>> Begin SUPPLIED DATA
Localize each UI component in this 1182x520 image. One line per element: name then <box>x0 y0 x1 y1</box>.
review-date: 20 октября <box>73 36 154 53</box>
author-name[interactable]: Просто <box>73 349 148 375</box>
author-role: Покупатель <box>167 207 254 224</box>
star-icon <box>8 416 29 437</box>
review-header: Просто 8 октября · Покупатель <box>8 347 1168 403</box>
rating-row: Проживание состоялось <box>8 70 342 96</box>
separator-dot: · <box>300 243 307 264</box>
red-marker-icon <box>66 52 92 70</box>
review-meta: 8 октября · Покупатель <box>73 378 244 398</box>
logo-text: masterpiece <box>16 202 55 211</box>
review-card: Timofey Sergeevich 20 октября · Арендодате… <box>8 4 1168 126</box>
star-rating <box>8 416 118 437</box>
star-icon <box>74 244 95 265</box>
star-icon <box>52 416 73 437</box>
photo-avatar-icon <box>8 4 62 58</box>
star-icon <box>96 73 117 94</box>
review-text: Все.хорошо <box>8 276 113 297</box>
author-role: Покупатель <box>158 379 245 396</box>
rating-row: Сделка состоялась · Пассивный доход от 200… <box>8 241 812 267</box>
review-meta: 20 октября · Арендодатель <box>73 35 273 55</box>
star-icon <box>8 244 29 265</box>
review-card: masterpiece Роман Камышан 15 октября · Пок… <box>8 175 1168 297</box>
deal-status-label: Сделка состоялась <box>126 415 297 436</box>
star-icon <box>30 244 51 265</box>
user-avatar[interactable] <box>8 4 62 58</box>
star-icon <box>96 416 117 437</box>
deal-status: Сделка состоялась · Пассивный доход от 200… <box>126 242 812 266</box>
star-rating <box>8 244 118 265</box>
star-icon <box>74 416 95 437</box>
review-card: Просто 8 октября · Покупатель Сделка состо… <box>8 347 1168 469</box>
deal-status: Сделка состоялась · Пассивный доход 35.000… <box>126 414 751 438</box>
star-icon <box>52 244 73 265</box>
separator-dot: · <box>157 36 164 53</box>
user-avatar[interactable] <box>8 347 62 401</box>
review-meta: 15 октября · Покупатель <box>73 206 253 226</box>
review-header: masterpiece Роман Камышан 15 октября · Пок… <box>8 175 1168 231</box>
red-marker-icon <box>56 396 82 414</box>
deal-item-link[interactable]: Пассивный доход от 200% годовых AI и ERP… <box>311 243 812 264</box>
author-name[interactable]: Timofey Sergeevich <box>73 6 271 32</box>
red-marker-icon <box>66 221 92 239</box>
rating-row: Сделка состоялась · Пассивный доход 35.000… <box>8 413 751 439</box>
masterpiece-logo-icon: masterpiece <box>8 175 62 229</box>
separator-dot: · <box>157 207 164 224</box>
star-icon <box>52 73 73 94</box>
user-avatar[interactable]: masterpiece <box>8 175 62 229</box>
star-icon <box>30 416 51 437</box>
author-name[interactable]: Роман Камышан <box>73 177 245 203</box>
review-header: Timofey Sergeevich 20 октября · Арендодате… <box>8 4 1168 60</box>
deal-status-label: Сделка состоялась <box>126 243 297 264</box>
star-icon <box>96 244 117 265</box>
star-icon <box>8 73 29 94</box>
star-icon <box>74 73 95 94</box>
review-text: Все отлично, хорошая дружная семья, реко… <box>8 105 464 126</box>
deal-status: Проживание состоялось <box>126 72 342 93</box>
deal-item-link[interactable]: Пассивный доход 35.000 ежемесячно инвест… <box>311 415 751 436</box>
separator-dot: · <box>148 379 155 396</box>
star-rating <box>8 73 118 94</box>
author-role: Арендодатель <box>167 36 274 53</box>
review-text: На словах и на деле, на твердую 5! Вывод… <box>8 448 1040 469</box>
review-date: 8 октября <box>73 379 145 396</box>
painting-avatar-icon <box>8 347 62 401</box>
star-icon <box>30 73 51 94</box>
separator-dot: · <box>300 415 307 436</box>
>> End SUPPLIED DATA
# EXERCISE TASK
Present every line of the data above as a Markdown table with two columns, "Row" for the row number and "Data line" for the line itself, leaving out any blank lines.

# OUTPUT
| Row | Data line |
|---|---|
| 1 | Localize each UI component in this 1182x520 image. One line per element: name then <box>x0 y0 x1 y1</box>. |
| 2 | review-date: 20 октября <box>73 36 154 53</box> |
| 3 | author-name[interactable]: Просто <box>73 349 148 375</box> |
| 4 | author-role: Покупатель <box>167 207 254 224</box> |
| 5 | star-icon <box>8 416 29 437</box> |
| 6 | review-header: Просто 8 октября · Покупатель <box>8 347 1168 403</box> |
| 7 | rating-row: Проживание состоялось <box>8 70 342 96</box> |
| 8 | separator-dot: · <box>300 243 307 264</box> |
| 9 | red-marker-icon <box>66 52 92 70</box> |
| 10 | review-meta: 8 октября · Покупатель <box>73 378 244 398</box> |
| 11 | logo-text: masterpiece <box>16 202 55 211</box> |
| 12 | review-card: Timofey Sergeevich 20 октября · Арендодате… <box>8 4 1168 126</box> |
| 13 | star-rating <box>8 416 118 437</box> |
| 14 | star-icon <box>74 244 95 265</box> |
| 15 | star-icon <box>52 416 73 437</box> |
| 16 | photo-avatar-icon <box>8 4 62 58</box> |
| 17 | star-icon <box>96 73 117 94</box> |
| 18 | review-text: Все.хорошо <box>8 276 113 297</box> |
| 19 | author-role: Покупатель <box>158 379 245 396</box> |
| 20 | rating-row: Сделка состоялась · Пассивный доход от 200… <box>8 241 812 267</box> |
| 21 | review-meta: 20 октября · Арендодатель <box>73 35 273 55</box> |
| 22 | star-icon <box>8 244 29 265</box> |
| 23 | review-card: masterpiece Роман Камышан 15 октября · Пок… <box>8 175 1168 297</box> |
| 24 | deal-status-label: Сделка состоялась <box>126 415 297 436</box> |
| 25 | star-icon <box>30 244 51 265</box> |
| 26 | user-avatar[interactable] <box>8 4 62 58</box> |
| 27 | star-icon <box>96 416 117 437</box> |
| 28 | deal-status: Сделка состоялась · Пассивный доход от 200… <box>126 242 812 266</box> |
| 29 | star-rating <box>8 244 118 265</box> |
| 30 | star-icon <box>74 416 95 437</box> |
| 31 | review-card: Просто 8 октября · Покупатель Сделка состо… <box>8 347 1168 469</box> |
| 32 | deal-status: Сделка состоялась · Пассивный доход 35.000… <box>126 414 751 438</box> |
| 33 | star-icon <box>52 244 73 265</box> |
| 34 | separator-dot: · <box>157 36 164 53</box> |
| 35 | user-avatar[interactable] <box>8 347 62 401</box> |
| 36 | review-meta: 15 октября · Покупатель <box>73 206 253 226</box> |
| 37 | review-header: masterpiece Роман Камышан 15 октября · Пок… <box>8 175 1168 231</box> |
| 38 | red-marker-icon <box>56 396 82 414</box> |
| 39 | deal-item-link[interactable]: Пассивный доход от 200% годовых AI и ERP… <box>311 243 812 264</box> |
| 40 | author-name[interactable]: Timofey Sergeevich <box>73 6 271 32</box> |
| 41 | red-marker-icon <box>66 221 92 239</box> |
| 42 | rating-row: Сделка состоялась · Пассивный доход 35.000… <box>8 413 751 439</box> |
| 43 | masterpiece-logo-icon: masterpiece <box>8 175 62 229</box> |
| 44 | separator-dot: · <box>157 207 164 224</box> |
| 45 | star-icon <box>52 73 73 94</box> |
| 46 | user-avatar[interactable]: masterpiece <box>8 175 62 229</box> |
| 47 | star-icon <box>30 416 51 437</box> |
| 48 | author-name[interactable]: Роман Камышан <box>73 177 245 203</box> |
| 49 | review-header: Timofey Sergeevich 20 октября · Арендодате… <box>8 4 1168 60</box> |
| 50 | deal-status-label: Сделка состоялась <box>126 243 297 264</box> |
| 51 | star-icon <box>96 244 117 265</box> |
| 52 | star-icon <box>8 73 29 94</box> |
| 53 | star-icon <box>74 73 95 94</box> |
| 54 | review-text: Все отлично, хорошая дружная семья, реко… <box>8 105 464 126</box> |
| 55 | deal-status: Проживание состоялось <box>126 72 342 93</box> |
| 56 | deal-item-link[interactable]: Пассивный доход 35.000 ежемесячно инвест… <box>311 415 751 436</box> |
| 57 | separator-dot: · <box>148 379 155 396</box> |
| 58 | star-rating <box>8 73 118 94</box> |
| 59 | author-role: Арендодатель <box>167 36 274 53</box> |
| 60 | review-text: На словах и на деле, на твердую 5! Вывод… <box>8 448 1040 469</box> |
| 61 | review-date: 8 октября <box>73 379 145 396</box> |
| 62 | painting-avatar-icon <box>8 347 62 401</box> |
| 63 | star-icon <box>30 73 51 94</box> |
| 64 | separator-dot: · <box>300 415 307 436</box> |